What to produce: Whenever a line below holds the word "text", copy that line.

Records:
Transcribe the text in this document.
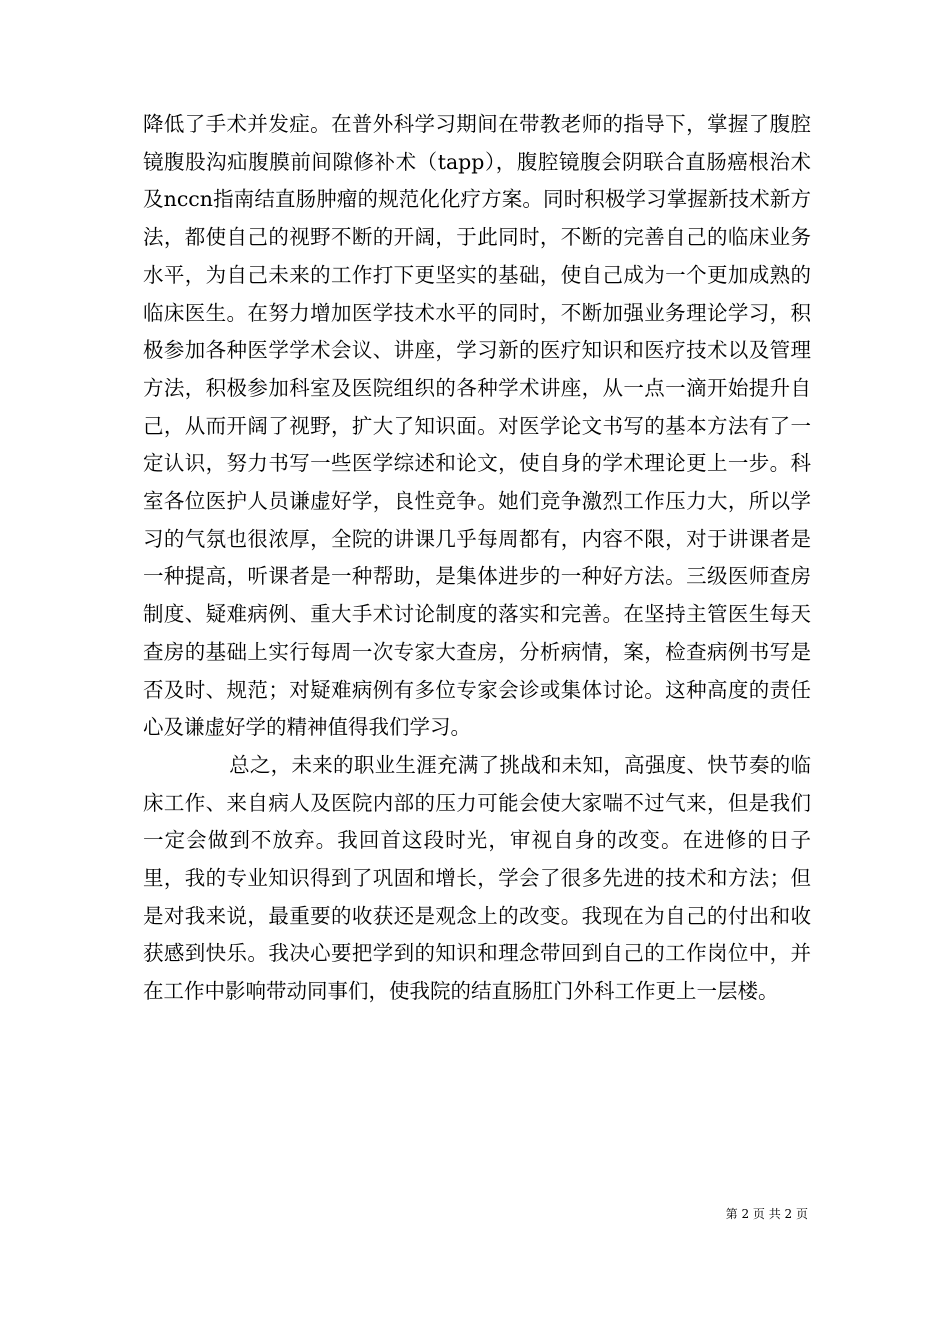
降低了手术并发症。在普外科学习期间在带教老师的指导下，掌握了腹腔镜腹股沟疝腹膜前间隙修补术（tapp），腹腔镜腹会阴联合直肠癌根治术及nccn指南结直肠肿瘤的规范化化疗方案。同时积极学习掌握新技术新方法，都使自己的视野不断的开阔，于此同时，不断的完善自己的临床业务水平，为自己未来的工作打下更坚实的基础，使自己成为一个更加成熟的临床医生。在努力增加医学技术水平的同时，不断加强业务理论学习，积极参加各种医学学术会议、讲座，学习新的医疗知识和医疗技术以及管理方法，积极参加科室及医院组织的各种学术讲座，从一点一滴开始提升自己，从而开阔了视野，扩大了知识面。对医学论文书写的基本方法有了一定认识，努力书写一些医学综述和论文，使自身的学术理论更上一步。科室各位医护人员谦虚好学，良性竞争。她们竞争激烈工作压力大，所以学习的气氛也很浓厚，全院的讲课几乎每周都有，内容不限，对于讲课者是一种提高，听课者是一种帮助，是集体进步的一种好方法。三级医师查房制度、疑难病例、重大手术讨论制度的落实和完善。在坚持主管医生每天查房的基础上实行每周一次专家大查房，分析病情，案，检查病例书写是否及时、规范；对疑难病例有多位专家会诊或集体讨论。这种高度的责任心及谦虚好学的精神值得我们学习。

总之，未来的职业生涯充满了挑战和未知，高强度、快节奏的临床工作、来自病人及医院内部的压力可能会使大家喘不过气来，但是我们一定会做到不放弃。我回首这段时光，审视自身的改变。在进修的日子里，我的专业知识得到了巩固和增长，学会了很多先进的技术和方法；但是对我来说，最重要的收获还是观念上的改变。我现在为自己的付出和收获感到快乐。我决心要把学到的知识和理念带回到自己的工作岗位中，并在工作中影响带动同事们，使我院的结直肠肛门外科工作更上一层楼。

第 2 页 共 2 页
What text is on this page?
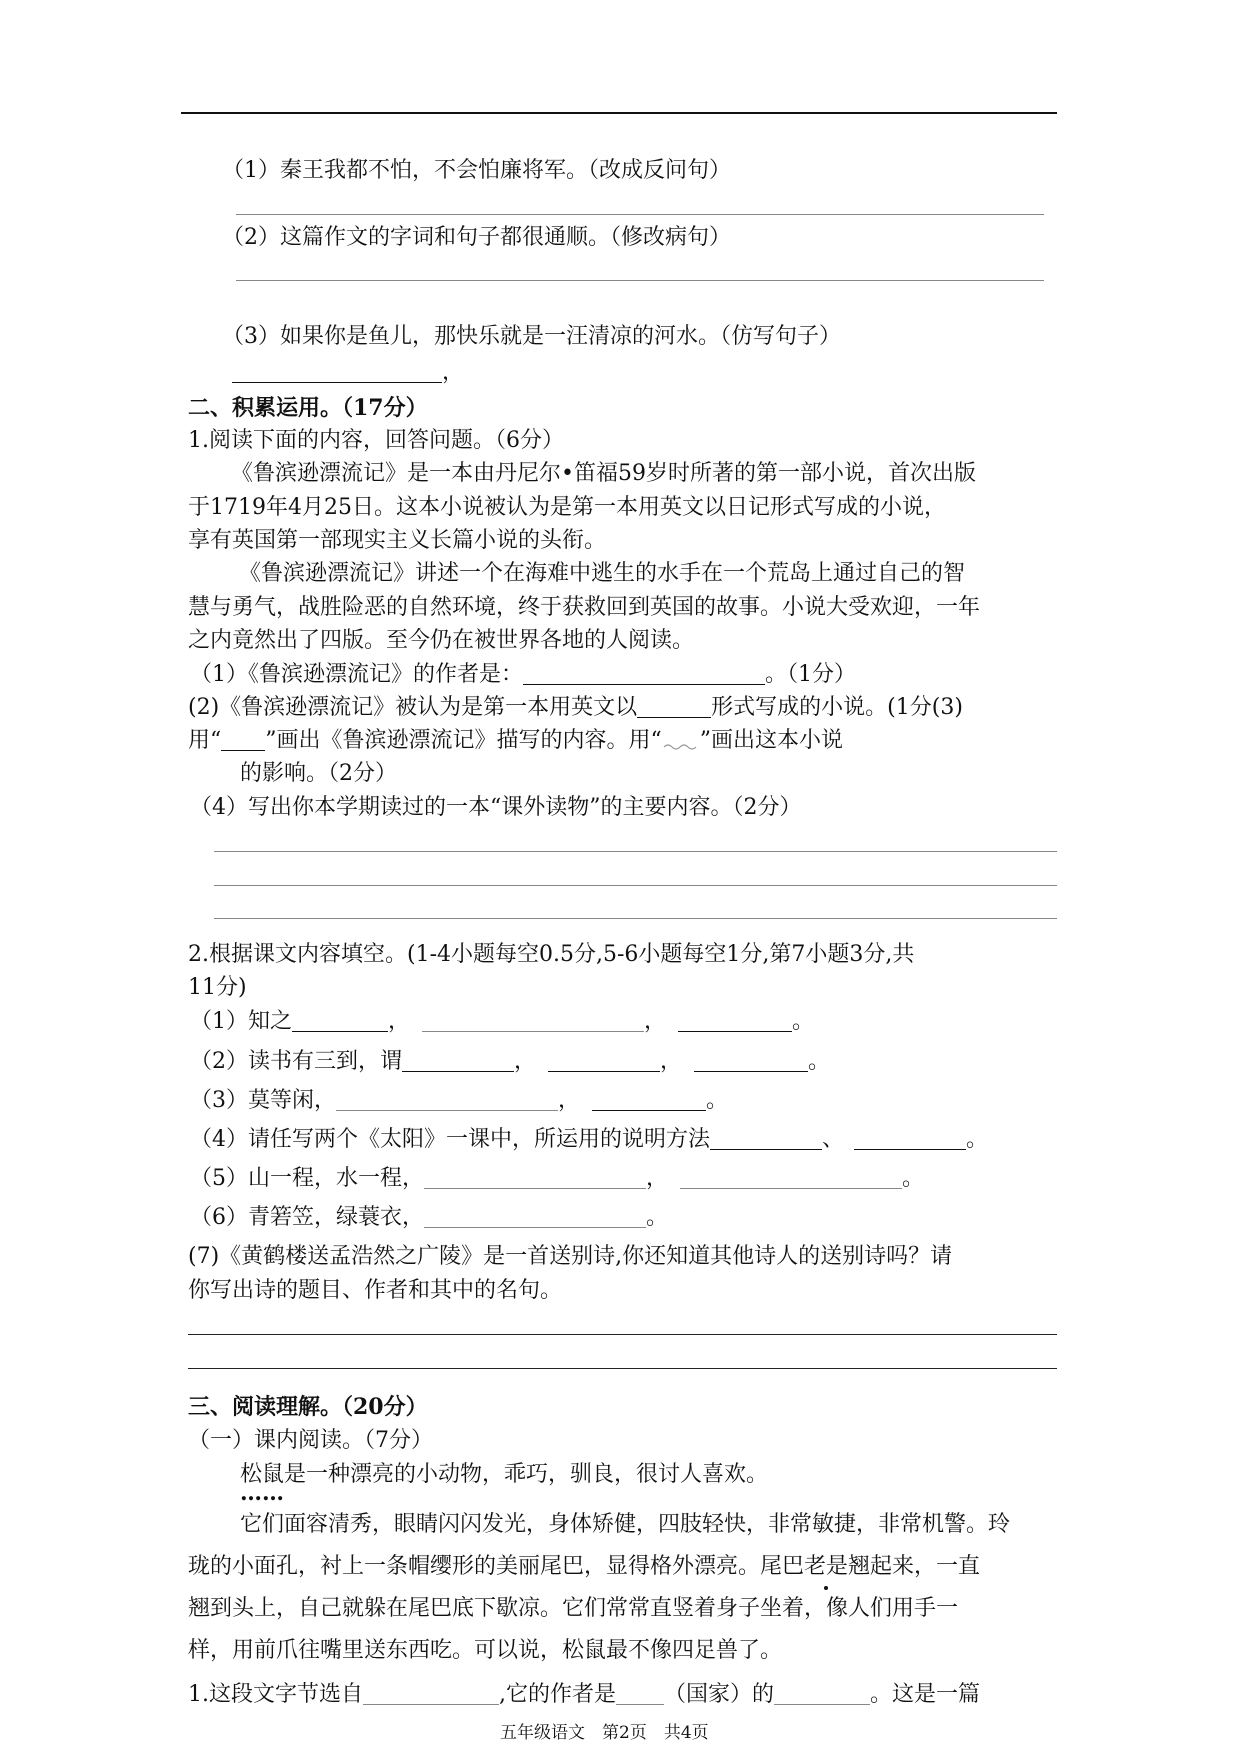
（1）秦王我都不怕，不会怕廉将军。（改成反问句）
（2）这篇作文的字词和句子都很通顺。（修改病句）
（3）如果你是鱼儿，那快乐就是一汪清凉的河水。（仿写句子）
，
二、积累运用。（17分）
1.阅读下面的内容，回答问题。（6分）
《鲁滨逊漂流记》是一本由丹尼尔•笛福59岁时所著的第一部小说，首次出版
于1719年4月25日。这本小说被认为是第一本用英文以日记形式写成的小说，
享有英国第一部现实主义长篇小说的头衔。
《鲁滨逊漂流记》讲述一个在海难中逃生的水手在一个荒岛上通过自己的智
慧与勇气，战胜险恶的自然环境，终于获救回到英国的故事。小说大受欢迎，一年
之内竟然出了四版。至今仍在被世界各地的人阅读。
（1）《鲁滨逊漂流记》的作者是：	。（1分）
(2)《鲁滨逊漂流记》被认为是第一本用英文以	形式写成的小说。(1分(3)
用“ ”画出《鲁滨逊漂流记》描写的内容。用“ ”画出这本小说
的影响。（2分）
（4）写出你本学期读过的一本“课外读物”的主要内容。（2分）
2.根据课文内容填空。(1-4小题每空0.5分,5-6小题每空1分,第7小题3分,共
11分)
（1）知之	，	，	。
（2）读书有三到，谓	，	，	。
（3）莫等闲，	，	。
（4）请任写两个《太阳》一课中，所运用的说明方法	、	。
（5）山一程，水一程，	，	。
（6）青箬笠，绿蓑衣，	。
(7)《黄鹤楼送孟浩然之广陵》是一首送别诗,你还知道其他诗人的送别诗吗？请
你写出诗的题目、作者和其中的名句。
三、阅读理解。（20分）
（一）课内阅读。（7分）
松鼠是一种漂亮的小动物，乖巧，驯良，很讨人喜欢。
……
它们面容清秀，眼睛闪闪发光，身体矫健，四肢轻快，非常敏捷，非常机警。玲
珑的小面孔，衬上一条帽缨形的美丽尾巴，显得格外漂亮。尾巴老是翘起来，一直
翘到头上，自己就躲在尾巴底下歇凉。它们常常直竖着身子坐着，像人们用手一
样，用前爪往嘴里送东西吃。可以说，松鼠最不像四足兽了。
1.这段文字节选自	,它的作者是 （国家）的	。这是一篇
五年级语文　第2页　共4页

Task solution:
Transcribe the text in this document.
What text is on this page?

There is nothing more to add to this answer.